Extracts from a graphics dataset
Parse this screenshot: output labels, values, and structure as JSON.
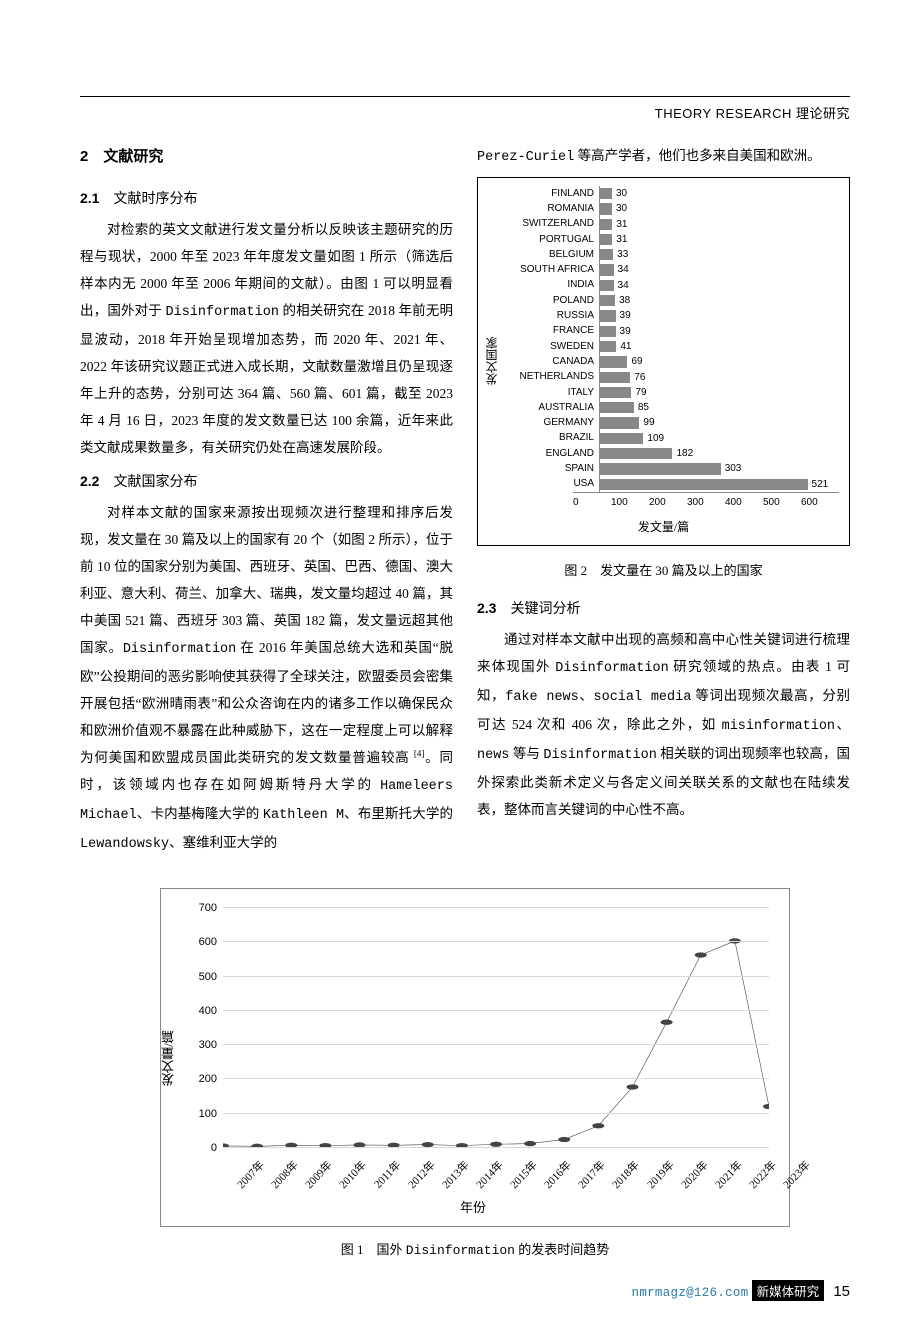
{
  "header": {
    "en": "THEORY RESEARCH",
    "cn": " 理论研究"
  },
  "sec2": {
    "title": "2　文献研究",
    "s1": {
      "title": "2.1　文献时序分布",
      "p1a": "对检索的英文文献进行发文量分析以反映该主题研究的历程与现状，2000 年至 2023 年年度发文量如图 1 所示（筛选后样本内无 2000 年至 2006 年期间的文献）。由图 1 可以明显看出，国外对于 ",
      "mono1": "Disinformation",
      "p1b": " 的相关研究在 2018 年前无明显波动，2018 年开始呈现增加态势，而 2020 年、2021 年、2022 年该研究议题正式进入成长期，文献数量激增且仍呈现逐年上升的态势，分别可达 364 篇、560 篇、601 篇，截至 2023 年 4 月 16 日，2023 年度的发文数量已达 100 余篇，近年来此类文献成果数量多，有关研究仍处在高速发展阶段。"
    },
    "s2": {
      "title": "2.2　文献国家分布",
      "p1a": "对样本文献的国家来源按出现频次进行整理和排序后发现，发文量在 30 篇及以上的国家有 20 个（如图 2 所示），位于前 10 位的国家分别为美国、西班牙、英国、巴西、德国、澳大利亚、意大利、荷兰、加拿大、瑞典，发文量均超过 40 篇，其中美国 521 篇、西班牙 303 篇、英国 182 篇，发文量远超其他国家。",
      "mono1": "Disinformation",
      "p1b": " 在 2016 年美国总统大选和英国“脱欧”公投期间的恶劣影响使其获得了全球关注，欧盟委员会密集开展包括“欧洲晴雨表”和公众咨询在内的诸多工作以确保民众和欧洲价值观不暴露在此种威胁下，这在一定程度上可以解释为何美国和欧盟成员国此类研究的发文数量普遍较高 ",
      "ref": "[4]",
      "p1c": "。同时，该领域内也存在如阿姆斯特丹大学的 ",
      "mono2": "Hameleers Michael",
      "p1d": "、卡内基梅隆大学的 ",
      "mono3": "Kathleen M",
      "p1e": "、布里斯托大学的 ",
      "mono4": "Lewandowsky",
      "p1f": "、塞维利亚大学的 ",
      "mono5": "",
      "p1g": ""
    },
    "s3": {
      "title": "2.3　关键词分析",
      "p1a": "通过对样本文献中出现的高频和高中心性关键词进行梳理来体现国外 ",
      "mono1": "Disinformation",
      "p1b": " 研究领域的热点。由表 1 可知，",
      "mono2": "fake news、social media",
      "p1c": " 等词出现频次最高，分别可达 524 次和 406 次，除此之外，如 ",
      "mono3": "misinformation、news",
      "p1d": " 等与 ",
      "mono4": "Disinformation",
      "p1e": " 相关联的词出现频率也较高，国外探索此类新术定义与各定义间关联关系的文献也在陆续发表，整体而言关键词的中心性不高。"
    }
  },
  "right": {
    "top": {
      "mono": "Perez-Curiel",
      "rest": " 等高产学者，他们也多来自美国和欧洲。"
    }
  },
  "fig2": {
    "type": "bar-horizontal",
    "caption": "图 2　发文量在 30 篇及以上的国家",
    "ylabel": "发文国家",
    "xlabel": "发文量/篇",
    "xmax": 600,
    "xtick_step": 100,
    "bar_color": "#888888",
    "background": "#ffffff",
    "label_fontsize": 10,
    "data": [
      {
        "country": "FINLAND",
        "value": 30
      },
      {
        "country": "ROMANIA",
        "value": 30
      },
      {
        "country": "SWITZERLAND",
        "value": 31
      },
      {
        "country": "PORTUGAL",
        "value": 31
      },
      {
        "country": "BELGIUM",
        "value": 33
      },
      {
        "country": "SOUTH AFRICA",
        "value": 34
      },
      {
        "country": "INDIA",
        "value": 34
      },
      {
        "country": "POLAND",
        "value": 38
      },
      {
        "country": "RUSSIA",
        "value": 39
      },
      {
        "country": "FRANCE",
        "value": 39
      },
      {
        "country": "SWEDEN",
        "value": 41
      },
      {
        "country": "CANADA",
        "value": 69
      },
      {
        "country": "NETHERLANDS",
        "value": 76
      },
      {
        "country": "ITALY",
        "value": 79
      },
      {
        "country": "AUSTRALIA",
        "value": 85
      },
      {
        "country": "GERMANY",
        "value": 99
      },
      {
        "country": "BRAZIL",
        "value": 109
      },
      {
        "country": "ENGLAND",
        "value": 182
      },
      {
        "country": "SPAIN",
        "value": 303
      },
      {
        "country": "USA",
        "value": 521
      }
    ]
  },
  "fig1": {
    "type": "line",
    "caption_a": "图 1　国外 ",
    "caption_mono": "Disinformation",
    "caption_b": " 的发表时间趋势",
    "ylabel": "发文量/篇",
    "xlabel": "年份",
    "ymax": 700,
    "ytick_step": 100,
    "grid_color": "#d9d9d9",
    "line_color": "#444444",
    "marker_fill": "#444444",
    "marker_radius": 3.2,
    "background": "#ffffff",
    "years": [
      "2007年",
      "2008年",
      "2009年",
      "2010年",
      "2011年",
      "2012年",
      "2013年",
      "2014年",
      "2015年",
      "2016年",
      "2017年",
      "2018年",
      "2019年",
      "2020年",
      "2021年",
      "2022年",
      "2023年"
    ],
    "values": [
      3,
      2,
      5,
      4,
      6,
      5,
      7,
      4,
      8,
      10,
      22,
      62,
      175,
      364,
      560,
      601,
      118
    ]
  },
  "footer": {
    "email": "nmrmagz@126.com",
    "journal": "新媒体研究",
    "page": "15"
  }
}
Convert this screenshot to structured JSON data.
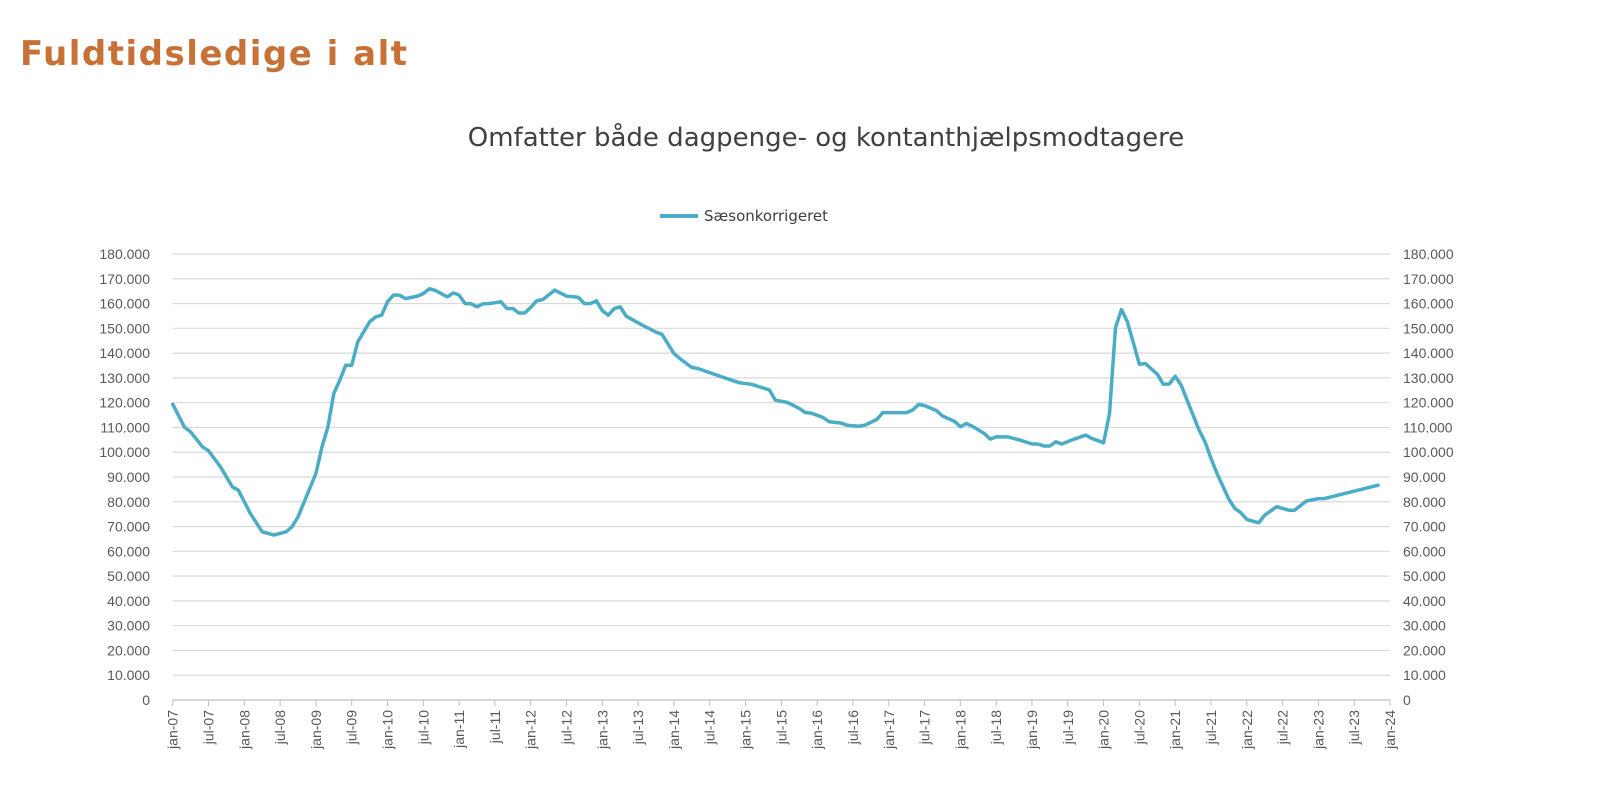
{
  "page_title": "Fuldtidsledige i alt",
  "chart_data": {
    "type": "line",
    "title": "Omfatter både dagpenge- og kontanthjælpsmodtagere",
    "xlabel": "",
    "ylabel": "",
    "ylim": [
      0,
      180000
    ],
    "ytick_step": 10000,
    "ytick_labels": [
      "0",
      "10.000",
      "20.000",
      "30.000",
      "40.000",
      "50.000",
      "60.000",
      "70.000",
      "80.000",
      "90.000",
      "100.000",
      "110.000",
      "120.000",
      "130.000",
      "140.000",
      "150.000",
      "160.000",
      "170.000",
      "180.000"
    ],
    "secondary_y_axis": true,
    "xtick_labels": [
      "jan-07",
      "jul-07",
      "jan-08",
      "jul-08",
      "jan-09",
      "jul-09",
      "jan-10",
      "jul-10",
      "jan-11",
      "jul-11",
      "jan-12",
      "jul-12",
      "jan-13",
      "jul-13",
      "jan-14",
      "jul-14",
      "jan-15",
      "jul-15",
      "jan-16",
      "jul-16",
      "jan-17",
      "jul-17",
      "jan-18",
      "jul-18",
      "jan-19",
      "jul-19",
      "jan-20",
      "jul-20",
      "jan-21",
      "jul-21",
      "jan-22",
      "jul-22",
      "jan-23",
      "jul-23",
      "jan-24"
    ],
    "xlim": [
      "2007-01",
      "2024-01"
    ],
    "grid": true,
    "legend_placement": "top",
    "series": [
      {
        "name": "Sæsonkorrigeret",
        "color": "#4BACC6",
        "x": [
          "2007-01",
          "2007-03",
          "2007-04",
          "2007-06",
          "2007-07",
          "2007-09",
          "2007-11",
          "2007-12",
          "2008-02",
          "2008-04",
          "2008-06",
          "2008-08",
          "2008-09",
          "2008-10",
          "2009-01",
          "2009-02",
          "2009-03",
          "2009-04",
          "2009-05",
          "2009-06",
          "2009-07",
          "2009-08",
          "2009-10",
          "2009-11",
          "2009-12",
          "2010-01",
          "2010-02",
          "2010-03",
          "2010-04",
          "2010-06",
          "2010-07",
          "2010-08",
          "2010-09",
          "2010-11",
          "2010-12",
          "2011-01",
          "2011-02",
          "2011-03",
          "2011-04",
          "2011-05",
          "2011-06",
          "2011-08",
          "2011-09",
          "2011-10",
          "2011-11",
          "2011-12",
          "2012-01",
          "2012-02",
          "2012-03",
          "2012-05",
          "2012-07",
          "2012-08",
          "2012-09",
          "2012-10",
          "2012-11",
          "2012-12",
          "2013-01",
          "2013-02",
          "2013-03",
          "2013-04",
          "2013-05",
          "2013-08",
          "2013-10",
          "2013-11",
          "2014-01",
          "2014-02",
          "2014-04",
          "2014-05",
          "2014-09",
          "2014-12",
          "2015-02",
          "2015-05",
          "2015-06",
          "2015-08",
          "2015-10",
          "2015-11",
          "2015-12",
          "2016-02",
          "2016-03",
          "2016-05",
          "2016-06",
          "2016-08",
          "2016-09",
          "2016-11",
          "2016-12",
          "2017-04",
          "2017-05",
          "2017-06",
          "2017-07",
          "2017-09",
          "2017-10",
          "2017-12",
          "2018-01",
          "2018-02",
          "2018-03",
          "2018-05",
          "2018-06",
          "2018-07",
          "2018-09",
          "2018-11",
          "2019-01",
          "2019-02",
          "2019-03",
          "2019-04",
          "2019-05",
          "2019-06",
          "2019-08",
          "2019-10",
          "2019-11",
          "2020-01",
          "2020-02",
          "2020-03",
          "2020-04",
          "2020-05",
          "2020-07",
          "2020-08",
          "2020-10",
          "2020-11",
          "2020-12",
          "2021-01",
          "2021-02",
          "2021-05",
          "2021-06",
          "2021-07",
          "2021-08",
          "2021-10",
          "2021-11",
          "2021-12",
          "2022-01",
          "2022-03",
          "2022-04",
          "2022-06",
          "2022-08",
          "2022-09",
          "2022-11",
          "2023-01",
          "2023-02",
          "2023-11"
        ],
        "values": [
          119400,
          110000,
          108200,
          102200,
          100600,
          94100,
          86000,
          84700,
          75300,
          67900,
          66600,
          67900,
          69900,
          73900,
          91400,
          102000,
          110000,
          123700,
          129100,
          135100,
          135100,
          144500,
          152600,
          154600,
          155300,
          160700,
          163400,
          163400,
          162000,
          163000,
          164000,
          166000,
          165300,
          162700,
          164300,
          163400,
          160000,
          159900,
          158700,
          159900,
          160000,
          160700,
          158000,
          158000,
          156200,
          156200,
          158500,
          161100,
          161600,
          165400,
          163000,
          162800,
          162500,
          160000,
          160000,
          161100,
          157100,
          155300,
          158000,
          158700,
          154900,
          150900,
          148500,
          147600,
          139900,
          137800,
          134200,
          133800,
          130400,
          128000,
          127400,
          125100,
          121000,
          120100,
          117700,
          116000,
          115800,
          114000,
          112300,
          111800,
          110900,
          110500,
          110900,
          113200,
          116000,
          116000,
          117000,
          119300,
          118800,
          116800,
          114600,
          112500,
          110300,
          111600,
          110500,
          107600,
          105300,
          106200,
          106200,
          104900,
          103300,
          103300,
          102500,
          102500,
          104200,
          103300,
          105200,
          106900,
          105600,
          103800,
          115600,
          150300,
          157600,
          152600,
          135500,
          135800,
          131500,
          127500,
          127500,
          130700,
          127100,
          108900,
          104200,
          97500,
          91400,
          81000,
          77300,
          75600,
          72900,
          71500,
          74600,
          78000,
          76600,
          76600,
          80300,
          81300,
          81300,
          86700
        ]
      }
    ]
  }
}
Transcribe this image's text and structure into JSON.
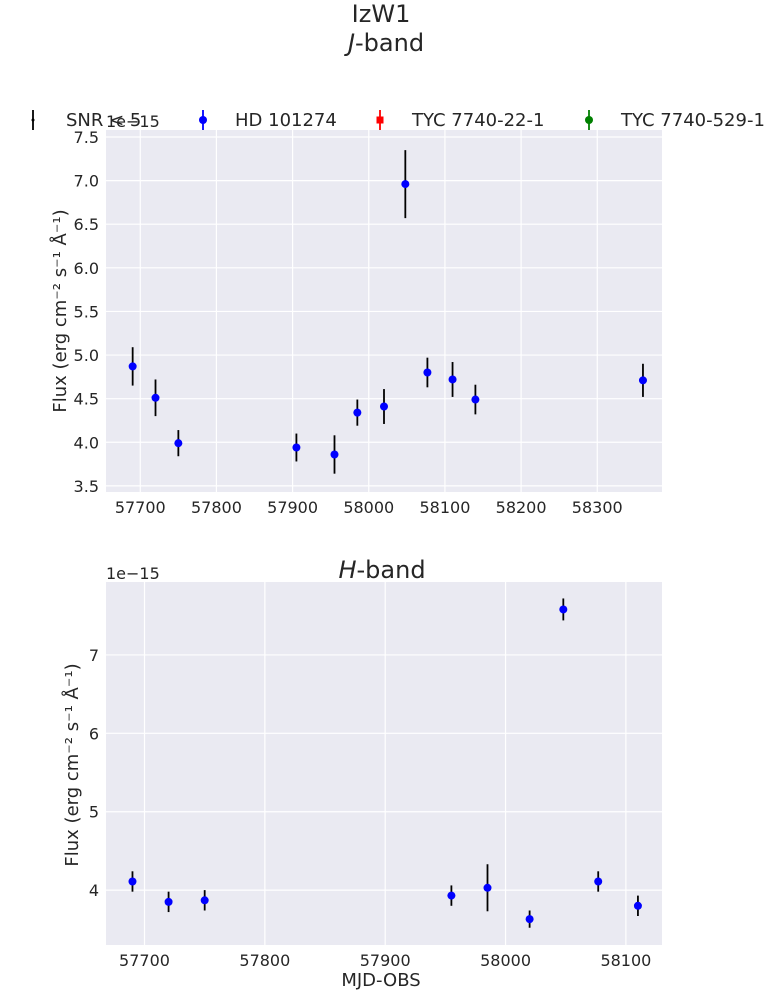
{
  "figure": {
    "suptitle_line1": "IzW1",
    "suptitle_line2_italic": "J",
    "suptitle_line2_rest": "-band",
    "legend": [
      {
        "label": "SNR < 5",
        "marker": "tick",
        "color": "#000000"
      },
      {
        "label": "HD 101274",
        "marker": "circle",
        "color": "#0000ff"
      },
      {
        "label": "TYC 7740-22-1",
        "marker": "square",
        "color": "#ff0000"
      },
      {
        "label": "TYC 7740-529-1",
        "marker": "circle",
        "color": "#008000"
      }
    ]
  },
  "chart_data": [
    {
      "type": "scatter",
      "title": "",
      "xlabel": "",
      "ylabel": "Flux (erg cm⁻² s⁻¹ Å⁻¹)",
      "offset_text": "1e−15",
      "xlim": [
        57655,
        58385
      ],
      "ylim": [
        3.43,
        7.58
      ],
      "xticks": [
        57700,
        57800,
        57900,
        58000,
        58100,
        58200,
        58300
      ],
      "yticks": [
        3.5,
        4.0,
        4.5,
        5.0,
        5.5,
        6.0,
        6.5,
        7.0,
        7.5
      ],
      "ytick_labels": [
        "3.5",
        "4.0",
        "4.5",
        "5.0",
        "5.5",
        "6.0",
        "6.5",
        "7.0",
        "7.5"
      ],
      "grid": true,
      "series": [
        {
          "name": "HD 101274",
          "color": "#0000ff",
          "x": [
            57690,
            57720,
            57750,
            57905,
            57955,
            57985,
            58020,
            58048,
            58077,
            58110,
            58140,
            58360
          ],
          "y": [
            4.87,
            4.51,
            3.99,
            3.94,
            3.86,
            4.34,
            4.41,
            6.96,
            4.8,
            4.72,
            4.49,
            4.71
          ],
          "yerr": [
            0.22,
            0.21,
            0.15,
            0.16,
            0.22,
            0.15,
            0.2,
            0.39,
            0.17,
            0.2,
            0.17,
            0.19
          ]
        }
      ]
    },
    {
      "type": "scatter",
      "title_italic": "H",
      "title_rest": "-band",
      "xlabel": "MJD-OBS",
      "ylabel": "Flux (erg cm⁻² s⁻¹ Å⁻¹)",
      "offset_text": "1e−15",
      "xlim": [
        57668,
        58130
      ],
      "ylim": [
        3.3,
        7.93
      ],
      "xticks": [
        57700,
        57800,
        57900,
        58000,
        58100
      ],
      "yticks": [
        4,
        5,
        6,
        7
      ],
      "ytick_labels": [
        "4",
        "5",
        "6",
        "7"
      ],
      "grid": true,
      "series": [
        {
          "name": "HD 101274",
          "color": "#0000ff",
          "x": [
            57690,
            57720,
            57750,
            57955,
            57985,
            58020,
            58048,
            58077,
            58110
          ],
          "y": [
            4.11,
            3.85,
            3.87,
            3.93,
            4.03,
            3.63,
            7.58,
            4.11,
            3.8
          ],
          "yerr": [
            0.13,
            0.13,
            0.13,
            0.13,
            0.3,
            0.11,
            0.14,
            0.13,
            0.13
          ]
        }
      ]
    }
  ]
}
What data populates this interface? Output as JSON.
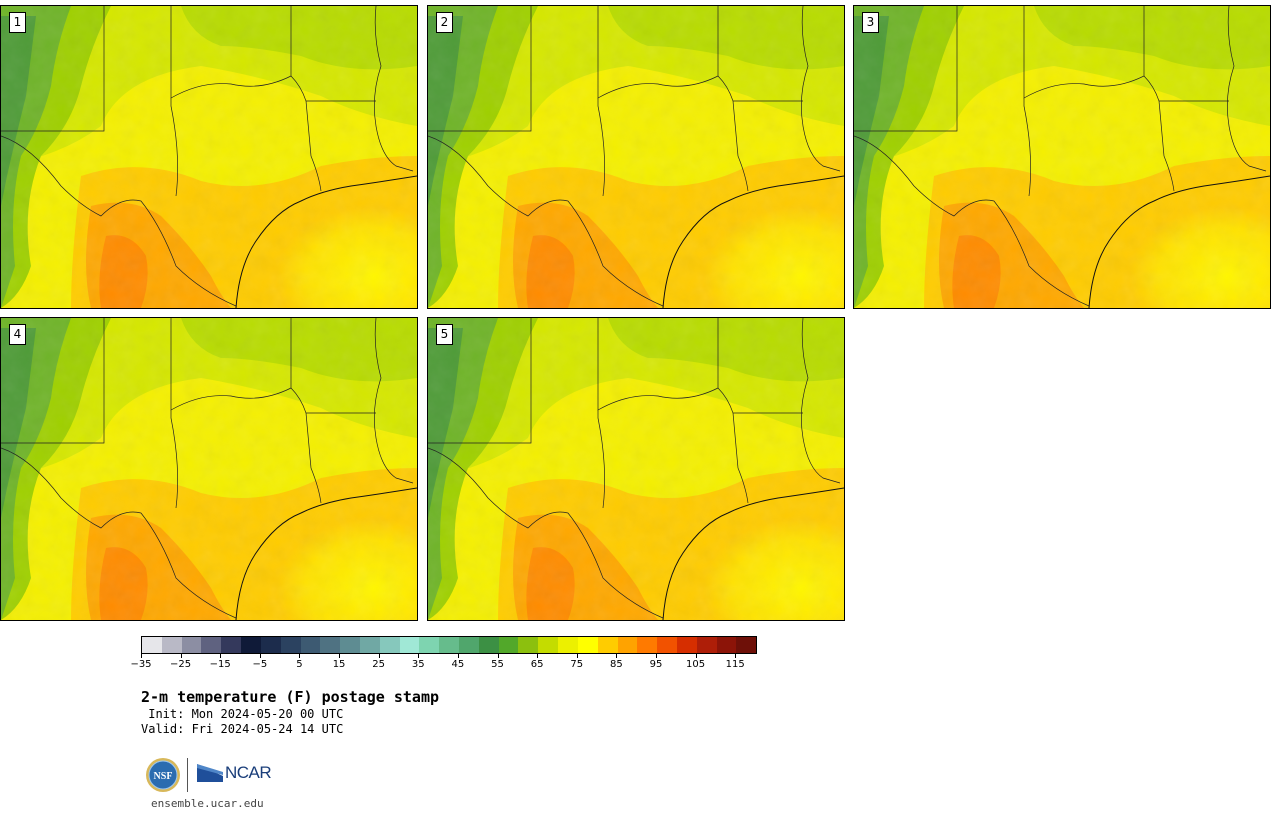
{
  "panels": [
    {
      "label": "1"
    },
    {
      "label": "2"
    },
    {
      "label": "3"
    },
    {
      "label": "4"
    },
    {
      "label": "5"
    }
  ],
  "colorbar": {
    "colors": [
      "#e6e6ea",
      "#b9b9c6",
      "#8c8ea3",
      "#5f6280",
      "#34395c",
      "#0f1a38",
      "#1c2c4c",
      "#2b4260",
      "#3d5a72",
      "#4f7282",
      "#5e8c92",
      "#70a8a4",
      "#86c8bc",
      "#a0e8d6",
      "#7ed4b0",
      "#66bc8c",
      "#50a66c",
      "#3c9044",
      "#52a82a",
      "#8cc00e",
      "#c4dc00",
      "#ecf000",
      "#ffff00",
      "#ffcc00",
      "#ffa300",
      "#ff7a00",
      "#f25200",
      "#d62e00",
      "#ae1e08",
      "#8c1408",
      "#6e1008"
    ],
    "tick_labels": [
      "−35",
      "−25",
      "−15",
      "−5",
      "5",
      "15",
      "25",
      "35",
      "45",
      "55",
      "65",
      "75",
      "85",
      "95",
      "105",
      "115"
    ]
  },
  "title": "2-m temperature (F) postage stamp",
  "init_line": " Init: Mon 2024-05-20 00 UTC",
  "valid_line": "Valid: Fri 2024-05-24 14 UTC",
  "logos": {
    "nsf": "NSF",
    "ncar": "NCAR"
  },
  "website": "ensemble.ucar.edu"
}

◆ WHAT THE TASK REQUIRES:
Count how many lines in the data contain the word "news", giving the number without comment.

◆ RESPONSE TO THIS EXERCISE:
2